Reproduce all of the data exactly.
— START OF Exercise data —
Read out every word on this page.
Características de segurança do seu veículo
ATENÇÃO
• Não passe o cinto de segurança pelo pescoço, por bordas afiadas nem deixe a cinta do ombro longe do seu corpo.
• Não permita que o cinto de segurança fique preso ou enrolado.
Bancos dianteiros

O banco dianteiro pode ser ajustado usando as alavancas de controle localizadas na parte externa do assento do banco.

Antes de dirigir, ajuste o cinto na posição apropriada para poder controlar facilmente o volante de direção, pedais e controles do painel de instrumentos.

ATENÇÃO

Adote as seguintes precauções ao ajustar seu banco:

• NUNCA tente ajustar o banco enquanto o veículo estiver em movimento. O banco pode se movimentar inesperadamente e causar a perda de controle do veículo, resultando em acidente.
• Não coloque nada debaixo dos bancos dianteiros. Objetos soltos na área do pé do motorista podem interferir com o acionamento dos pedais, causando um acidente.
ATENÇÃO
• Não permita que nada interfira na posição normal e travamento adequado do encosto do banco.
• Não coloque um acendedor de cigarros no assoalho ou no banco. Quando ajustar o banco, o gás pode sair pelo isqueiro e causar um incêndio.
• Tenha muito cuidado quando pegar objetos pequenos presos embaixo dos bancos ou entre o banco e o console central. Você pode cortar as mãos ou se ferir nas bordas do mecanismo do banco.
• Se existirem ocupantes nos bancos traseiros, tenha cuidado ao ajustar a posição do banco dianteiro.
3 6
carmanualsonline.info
— END OF Exercise data —
Solution:
Read out every word on this page.
Características de segurança do seu veículo
ATENÇÃO
• Não passe o cinto de segurança pelo pescoço, por bordas afiadas nem deixe a cinta do ombro longe do seu corpo.
• Não permita que o cinto de segurança fique preso ou enrolado.
Bancos dianteiros

O banco dianteiro pode ser ajustado usando as alavancas de controle localizadas na parte externa do assento do banco.

Antes de dirigir, ajuste o cinto na posição apropriada para poder controlar facilmente o volante de direção, pedais e controles do painel de instrumentos.

ATENÇÃO

Adote as seguintes precauções ao ajustar seu banco:

• NUNCA tente ajustar o banco enquanto o veículo estiver em movimento. O banco pode se movimentar inesperadamente e causar a perda de controle do veículo, resultando em acidente.
• Não coloque nada debaixo dos bancos dianteiros. Objetos soltos na área do pé do motorista podem interferir com o acionamento dos pedais, causando um acidente.
ATENÇÃO
• Não permita que nada interfira na posição normal e travamento adequado do encosto do banco.
• Não coloque um acendedor de cigarros no assoalho ou no banco. Quando ajustar o banco, o gás pode sair pelo isqueiro e causar um incêndio.
• Tenha muito cuidado quando pegar objetos pequenos presos embaixo dos bancos ou entre o banco e o console central. Você pode cortar as mãos ou se ferir nas bordas do mecanismo do banco.
• Se existirem ocupantes nos bancos traseiros, tenha cuidado ao ajustar a posição do banco dianteiro.
3 6
carmanualsonline.info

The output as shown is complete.